Transcribe the records that follow exactly. Skip the pictures.

:: GIVEN RECORDS ::

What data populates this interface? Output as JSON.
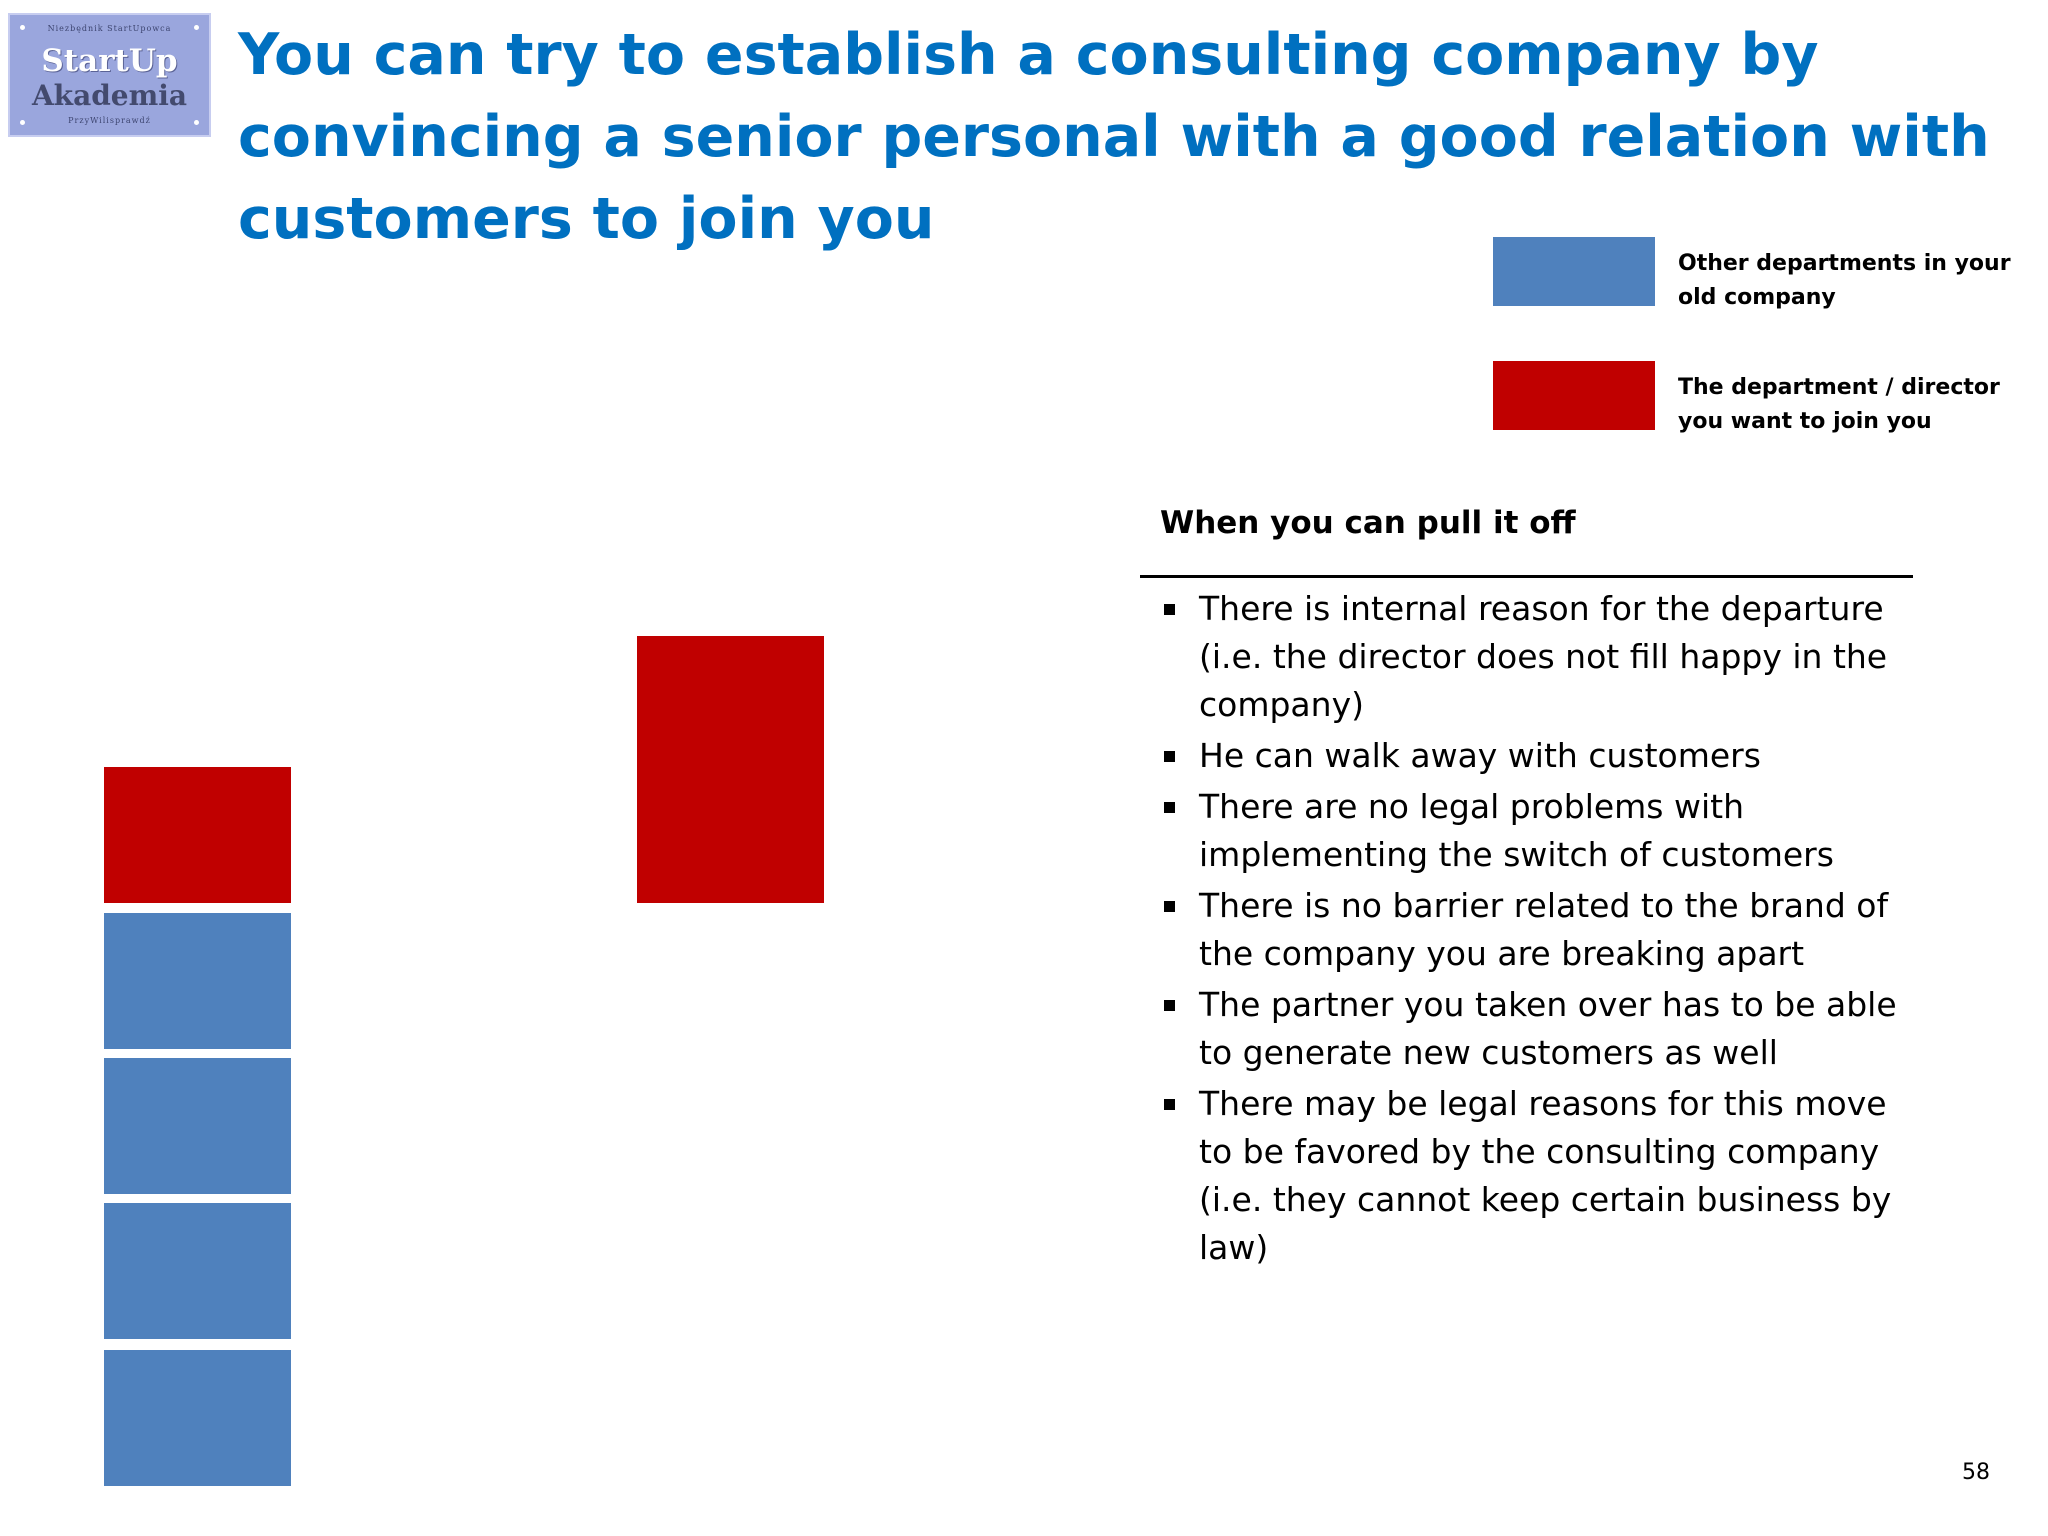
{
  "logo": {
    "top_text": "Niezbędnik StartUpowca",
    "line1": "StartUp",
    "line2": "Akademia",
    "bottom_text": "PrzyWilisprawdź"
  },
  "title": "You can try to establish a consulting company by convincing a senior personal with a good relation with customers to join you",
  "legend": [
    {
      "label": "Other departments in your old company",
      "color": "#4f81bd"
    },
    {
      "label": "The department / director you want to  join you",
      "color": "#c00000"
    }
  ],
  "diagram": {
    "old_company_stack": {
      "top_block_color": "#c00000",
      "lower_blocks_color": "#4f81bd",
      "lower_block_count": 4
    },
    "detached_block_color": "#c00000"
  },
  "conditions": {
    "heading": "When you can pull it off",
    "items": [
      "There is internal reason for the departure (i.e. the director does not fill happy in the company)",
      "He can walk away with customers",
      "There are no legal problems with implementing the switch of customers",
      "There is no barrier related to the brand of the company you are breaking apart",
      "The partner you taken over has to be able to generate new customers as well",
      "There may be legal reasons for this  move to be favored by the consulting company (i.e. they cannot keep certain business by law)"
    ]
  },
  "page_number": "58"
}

:::

*COMPLETED TASK*:
What data populates this interface? Output as JSON.
{
  "logo": {
    "top_text": "Niezbędnik StartUpowca",
    "line1": "StartUp",
    "line2": "Akademia",
    "bottom_text": "PrzyWilisprawdź"
  },
  "title": "You can try to establish a consulting company by convincing a senior personal with a good relation with customers to join you",
  "legend": [
    {
      "label": "Other departments in your old company",
      "color": "#4f81bd"
    },
    {
      "label": "The department / director you want to  join you",
      "color": "#c00000"
    }
  ],
  "diagram": {
    "old_company_stack": {
      "top_block_color": "#c00000",
      "lower_blocks_color": "#4f81bd",
      "lower_block_count": 4
    },
    "detached_block_color": "#c00000"
  },
  "conditions": {
    "heading": "When you can pull it off",
    "items": [
      "There is internal reason for the departure (i.e. the director does not fill happy in the company)",
      "He can walk away with customers",
      "There are no legal problems with implementing the switch of customers",
      "There is no barrier related to the brand of the company you are breaking apart",
      "The partner you taken over has to be able to generate new customers as well",
      "There may be legal reasons for this  move to be favored by the consulting company (i.e. they cannot keep certain business by law)"
    ]
  },
  "page_number": "58"
}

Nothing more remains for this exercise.